What you will do: Go through the entries below and write each one out exactly.

Begin Record set

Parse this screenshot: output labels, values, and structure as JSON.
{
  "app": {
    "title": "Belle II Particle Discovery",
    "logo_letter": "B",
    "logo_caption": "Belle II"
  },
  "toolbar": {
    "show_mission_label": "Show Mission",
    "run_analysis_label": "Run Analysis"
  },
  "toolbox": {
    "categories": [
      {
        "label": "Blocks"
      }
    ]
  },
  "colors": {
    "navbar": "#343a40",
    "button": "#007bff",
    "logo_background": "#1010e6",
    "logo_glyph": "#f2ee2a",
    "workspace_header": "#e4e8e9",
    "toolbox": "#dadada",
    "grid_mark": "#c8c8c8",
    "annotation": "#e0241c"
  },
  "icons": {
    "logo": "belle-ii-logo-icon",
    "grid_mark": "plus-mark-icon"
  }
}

End Record set

Finished answer:
Parse this screenshot: output labels, values, and structure as JSON.
{
  "app": {
    "title": "Belle II Particle Discovery",
    "logo_letter": "B",
    "logo_caption": "Belle II"
  },
  "toolbar": {
    "show_mission_label": "Show Mission",
    "run_analysis_label": "Run Analysis"
  },
  "toolbox": {
    "categories": [
      {
        "label": "Blocks"
      }
    ]
  },
  "colors": {
    "navbar": "#343a40",
    "button": "#007bff",
    "logo_background": "#1010e6",
    "logo_glyph": "#f2ee2a",
    "workspace_header": "#e4e8e9",
    "toolbox": "#dadada",
    "grid_mark": "#c8c8c8",
    "annotation": "#e0241c"
  },
  "icons": {
    "logo": "belle-ii-logo-icon",
    "grid_mark": "plus-mark-icon"
  }
}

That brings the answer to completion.